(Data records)
---
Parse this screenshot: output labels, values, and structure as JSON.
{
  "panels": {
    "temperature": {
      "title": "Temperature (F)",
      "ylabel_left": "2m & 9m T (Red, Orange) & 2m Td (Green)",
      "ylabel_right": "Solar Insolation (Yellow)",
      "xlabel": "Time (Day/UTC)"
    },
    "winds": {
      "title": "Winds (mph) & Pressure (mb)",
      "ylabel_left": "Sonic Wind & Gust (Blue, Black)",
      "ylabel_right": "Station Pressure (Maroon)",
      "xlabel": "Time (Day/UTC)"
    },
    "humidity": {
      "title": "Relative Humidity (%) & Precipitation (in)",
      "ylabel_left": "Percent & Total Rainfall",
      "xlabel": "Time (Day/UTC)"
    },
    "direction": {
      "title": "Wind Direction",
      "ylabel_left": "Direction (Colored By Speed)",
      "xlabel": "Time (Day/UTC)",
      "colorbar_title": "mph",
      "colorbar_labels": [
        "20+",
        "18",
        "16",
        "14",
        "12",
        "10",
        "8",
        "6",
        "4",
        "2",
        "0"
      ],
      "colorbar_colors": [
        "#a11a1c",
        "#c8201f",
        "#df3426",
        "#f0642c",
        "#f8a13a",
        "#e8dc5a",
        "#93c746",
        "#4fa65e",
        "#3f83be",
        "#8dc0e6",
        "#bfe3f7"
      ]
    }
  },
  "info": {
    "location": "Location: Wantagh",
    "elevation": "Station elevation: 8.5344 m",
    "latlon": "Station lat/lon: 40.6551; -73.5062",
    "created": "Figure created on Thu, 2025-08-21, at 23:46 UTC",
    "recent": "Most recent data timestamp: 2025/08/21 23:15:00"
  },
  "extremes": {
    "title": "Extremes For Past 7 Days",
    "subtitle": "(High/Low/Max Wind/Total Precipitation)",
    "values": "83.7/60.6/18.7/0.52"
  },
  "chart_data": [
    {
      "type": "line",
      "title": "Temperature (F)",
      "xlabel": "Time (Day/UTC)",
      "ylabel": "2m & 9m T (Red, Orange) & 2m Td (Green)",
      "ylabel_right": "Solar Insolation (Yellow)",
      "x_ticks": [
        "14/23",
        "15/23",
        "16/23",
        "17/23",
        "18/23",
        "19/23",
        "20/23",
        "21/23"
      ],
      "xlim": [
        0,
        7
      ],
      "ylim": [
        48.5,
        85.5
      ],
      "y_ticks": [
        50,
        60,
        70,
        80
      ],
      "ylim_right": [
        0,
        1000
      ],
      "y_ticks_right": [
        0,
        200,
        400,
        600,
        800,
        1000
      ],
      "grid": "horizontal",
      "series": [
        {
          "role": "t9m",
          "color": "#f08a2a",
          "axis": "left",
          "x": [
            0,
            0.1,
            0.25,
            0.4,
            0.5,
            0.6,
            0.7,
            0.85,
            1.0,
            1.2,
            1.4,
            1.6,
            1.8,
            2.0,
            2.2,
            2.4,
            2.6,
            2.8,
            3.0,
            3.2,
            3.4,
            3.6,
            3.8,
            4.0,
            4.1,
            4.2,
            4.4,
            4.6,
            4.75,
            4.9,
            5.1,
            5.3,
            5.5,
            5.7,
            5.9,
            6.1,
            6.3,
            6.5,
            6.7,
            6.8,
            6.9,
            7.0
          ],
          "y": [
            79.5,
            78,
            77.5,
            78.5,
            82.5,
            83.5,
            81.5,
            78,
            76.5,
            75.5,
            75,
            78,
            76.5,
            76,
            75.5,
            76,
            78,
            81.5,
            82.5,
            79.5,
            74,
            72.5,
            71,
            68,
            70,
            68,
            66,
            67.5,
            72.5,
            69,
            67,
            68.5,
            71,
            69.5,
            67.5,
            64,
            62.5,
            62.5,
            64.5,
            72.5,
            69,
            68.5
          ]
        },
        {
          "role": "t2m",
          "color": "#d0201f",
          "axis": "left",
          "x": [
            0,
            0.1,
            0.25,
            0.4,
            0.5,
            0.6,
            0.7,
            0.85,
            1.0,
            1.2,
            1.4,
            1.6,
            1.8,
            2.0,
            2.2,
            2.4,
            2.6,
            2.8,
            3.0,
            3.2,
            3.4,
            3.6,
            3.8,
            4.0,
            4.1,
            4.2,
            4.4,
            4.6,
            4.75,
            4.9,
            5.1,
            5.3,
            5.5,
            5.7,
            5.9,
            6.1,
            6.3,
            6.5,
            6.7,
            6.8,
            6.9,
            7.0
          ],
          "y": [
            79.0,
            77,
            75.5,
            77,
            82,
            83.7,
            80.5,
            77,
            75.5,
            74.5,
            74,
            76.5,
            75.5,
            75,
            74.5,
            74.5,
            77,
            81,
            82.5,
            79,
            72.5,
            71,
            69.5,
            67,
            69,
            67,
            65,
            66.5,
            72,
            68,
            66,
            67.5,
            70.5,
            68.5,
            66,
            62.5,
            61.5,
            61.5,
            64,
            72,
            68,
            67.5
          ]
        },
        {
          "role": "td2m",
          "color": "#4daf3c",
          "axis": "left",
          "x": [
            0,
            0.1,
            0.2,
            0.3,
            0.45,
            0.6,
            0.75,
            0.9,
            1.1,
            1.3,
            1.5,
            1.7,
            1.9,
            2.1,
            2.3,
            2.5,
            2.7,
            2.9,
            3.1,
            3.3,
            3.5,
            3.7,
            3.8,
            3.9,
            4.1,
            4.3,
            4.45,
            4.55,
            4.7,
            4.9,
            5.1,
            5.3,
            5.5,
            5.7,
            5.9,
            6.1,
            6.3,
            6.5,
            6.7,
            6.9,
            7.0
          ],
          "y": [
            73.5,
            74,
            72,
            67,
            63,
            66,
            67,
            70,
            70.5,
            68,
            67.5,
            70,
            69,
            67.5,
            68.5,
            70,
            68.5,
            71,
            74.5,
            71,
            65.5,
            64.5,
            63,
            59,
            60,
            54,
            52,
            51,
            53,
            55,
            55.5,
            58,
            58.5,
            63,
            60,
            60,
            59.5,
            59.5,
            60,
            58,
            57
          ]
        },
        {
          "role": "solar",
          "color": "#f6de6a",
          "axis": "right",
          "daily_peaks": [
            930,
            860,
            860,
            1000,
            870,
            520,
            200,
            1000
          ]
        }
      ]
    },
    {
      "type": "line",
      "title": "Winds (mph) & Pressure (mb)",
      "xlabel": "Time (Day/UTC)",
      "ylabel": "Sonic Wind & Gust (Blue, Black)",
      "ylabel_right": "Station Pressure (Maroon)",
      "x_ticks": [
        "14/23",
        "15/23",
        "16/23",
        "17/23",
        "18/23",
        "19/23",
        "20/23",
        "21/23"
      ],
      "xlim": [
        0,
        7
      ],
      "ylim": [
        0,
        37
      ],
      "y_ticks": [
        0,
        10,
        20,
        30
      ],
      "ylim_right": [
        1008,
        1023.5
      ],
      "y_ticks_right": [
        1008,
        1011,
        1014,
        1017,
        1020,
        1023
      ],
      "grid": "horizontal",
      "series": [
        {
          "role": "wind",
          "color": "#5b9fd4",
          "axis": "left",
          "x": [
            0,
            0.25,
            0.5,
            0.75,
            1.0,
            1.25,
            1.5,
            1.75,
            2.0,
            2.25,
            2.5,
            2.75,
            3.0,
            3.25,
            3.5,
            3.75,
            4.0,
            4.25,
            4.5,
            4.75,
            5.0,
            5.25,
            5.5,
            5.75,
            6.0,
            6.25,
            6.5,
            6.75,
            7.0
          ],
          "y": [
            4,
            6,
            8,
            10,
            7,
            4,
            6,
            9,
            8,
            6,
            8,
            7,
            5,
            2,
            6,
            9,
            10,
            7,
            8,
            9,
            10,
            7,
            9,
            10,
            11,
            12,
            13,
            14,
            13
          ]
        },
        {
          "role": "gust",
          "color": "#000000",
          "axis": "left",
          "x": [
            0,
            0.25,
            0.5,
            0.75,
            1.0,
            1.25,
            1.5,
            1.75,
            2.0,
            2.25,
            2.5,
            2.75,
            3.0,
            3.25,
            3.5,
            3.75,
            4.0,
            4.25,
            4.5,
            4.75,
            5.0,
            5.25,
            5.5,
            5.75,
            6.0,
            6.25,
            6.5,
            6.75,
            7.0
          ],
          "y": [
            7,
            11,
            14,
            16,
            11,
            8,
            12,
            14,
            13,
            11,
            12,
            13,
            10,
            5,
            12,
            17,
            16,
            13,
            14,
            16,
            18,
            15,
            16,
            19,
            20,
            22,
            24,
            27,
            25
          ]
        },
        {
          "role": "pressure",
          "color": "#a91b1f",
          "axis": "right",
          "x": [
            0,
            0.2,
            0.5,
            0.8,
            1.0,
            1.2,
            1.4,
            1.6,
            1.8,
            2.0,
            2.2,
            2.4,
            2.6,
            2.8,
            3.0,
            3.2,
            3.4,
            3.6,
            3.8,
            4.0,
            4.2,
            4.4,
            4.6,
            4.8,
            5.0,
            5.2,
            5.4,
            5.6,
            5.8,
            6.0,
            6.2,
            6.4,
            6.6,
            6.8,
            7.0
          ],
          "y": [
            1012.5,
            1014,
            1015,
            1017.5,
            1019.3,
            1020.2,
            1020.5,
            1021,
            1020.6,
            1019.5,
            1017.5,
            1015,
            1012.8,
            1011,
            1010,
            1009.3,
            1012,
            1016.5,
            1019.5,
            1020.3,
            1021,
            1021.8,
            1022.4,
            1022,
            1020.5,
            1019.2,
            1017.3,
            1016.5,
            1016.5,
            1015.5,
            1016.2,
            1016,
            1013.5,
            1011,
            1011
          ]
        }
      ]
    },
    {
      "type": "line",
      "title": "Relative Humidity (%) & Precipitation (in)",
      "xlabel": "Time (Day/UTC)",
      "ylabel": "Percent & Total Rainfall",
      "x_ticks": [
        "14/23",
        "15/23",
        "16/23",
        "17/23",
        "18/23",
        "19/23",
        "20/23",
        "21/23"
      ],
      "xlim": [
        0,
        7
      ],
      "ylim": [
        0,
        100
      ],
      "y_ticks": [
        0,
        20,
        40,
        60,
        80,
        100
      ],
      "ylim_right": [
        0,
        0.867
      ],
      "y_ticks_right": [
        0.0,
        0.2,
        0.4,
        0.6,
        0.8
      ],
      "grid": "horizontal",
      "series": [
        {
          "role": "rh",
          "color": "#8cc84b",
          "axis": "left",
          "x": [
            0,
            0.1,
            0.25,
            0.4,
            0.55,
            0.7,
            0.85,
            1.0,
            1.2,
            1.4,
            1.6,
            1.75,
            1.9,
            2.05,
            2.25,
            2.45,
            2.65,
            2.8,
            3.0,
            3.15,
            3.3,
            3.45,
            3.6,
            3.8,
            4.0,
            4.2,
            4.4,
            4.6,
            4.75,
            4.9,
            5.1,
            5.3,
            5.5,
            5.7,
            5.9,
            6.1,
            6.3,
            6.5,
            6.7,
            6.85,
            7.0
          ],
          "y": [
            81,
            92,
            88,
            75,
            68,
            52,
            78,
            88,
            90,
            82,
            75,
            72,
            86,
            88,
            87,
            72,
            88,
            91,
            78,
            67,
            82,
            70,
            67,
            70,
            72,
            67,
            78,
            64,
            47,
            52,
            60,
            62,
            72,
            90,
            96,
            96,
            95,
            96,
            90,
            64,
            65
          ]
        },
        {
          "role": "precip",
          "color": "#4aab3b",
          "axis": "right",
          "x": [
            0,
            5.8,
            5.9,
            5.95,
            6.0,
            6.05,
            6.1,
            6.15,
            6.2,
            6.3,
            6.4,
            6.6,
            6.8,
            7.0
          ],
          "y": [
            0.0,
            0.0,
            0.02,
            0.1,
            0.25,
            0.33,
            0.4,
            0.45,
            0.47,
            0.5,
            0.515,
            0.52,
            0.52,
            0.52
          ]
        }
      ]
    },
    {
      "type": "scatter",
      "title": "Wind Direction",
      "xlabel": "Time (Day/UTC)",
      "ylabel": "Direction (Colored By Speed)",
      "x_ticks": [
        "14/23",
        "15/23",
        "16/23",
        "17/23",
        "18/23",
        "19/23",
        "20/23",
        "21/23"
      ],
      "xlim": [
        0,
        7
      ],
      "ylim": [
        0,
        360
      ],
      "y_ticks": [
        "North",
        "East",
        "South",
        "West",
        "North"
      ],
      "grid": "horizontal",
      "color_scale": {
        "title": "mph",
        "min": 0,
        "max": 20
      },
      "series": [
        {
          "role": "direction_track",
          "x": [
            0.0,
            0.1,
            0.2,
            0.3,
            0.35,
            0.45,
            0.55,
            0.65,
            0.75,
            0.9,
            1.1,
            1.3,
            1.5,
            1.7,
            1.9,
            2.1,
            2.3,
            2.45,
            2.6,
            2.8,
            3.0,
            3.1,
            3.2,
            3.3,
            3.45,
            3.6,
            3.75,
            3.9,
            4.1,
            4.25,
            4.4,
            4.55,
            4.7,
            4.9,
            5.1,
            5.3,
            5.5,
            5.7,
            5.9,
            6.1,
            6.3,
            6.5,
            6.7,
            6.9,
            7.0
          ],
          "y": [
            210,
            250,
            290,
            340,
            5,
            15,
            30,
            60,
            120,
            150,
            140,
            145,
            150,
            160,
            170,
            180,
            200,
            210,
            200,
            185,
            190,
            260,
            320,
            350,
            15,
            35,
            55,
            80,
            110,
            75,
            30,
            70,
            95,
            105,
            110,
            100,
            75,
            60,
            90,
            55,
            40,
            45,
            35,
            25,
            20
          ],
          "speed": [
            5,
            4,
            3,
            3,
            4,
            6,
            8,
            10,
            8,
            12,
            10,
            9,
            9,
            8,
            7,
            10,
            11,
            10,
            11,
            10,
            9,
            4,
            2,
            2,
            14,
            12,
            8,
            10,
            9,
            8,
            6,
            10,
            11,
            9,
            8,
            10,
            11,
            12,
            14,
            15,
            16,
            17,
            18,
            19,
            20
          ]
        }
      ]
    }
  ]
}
---
Problem to solve →
Give a single number: the count of lines above that include the word "role".

Answer to the task →
10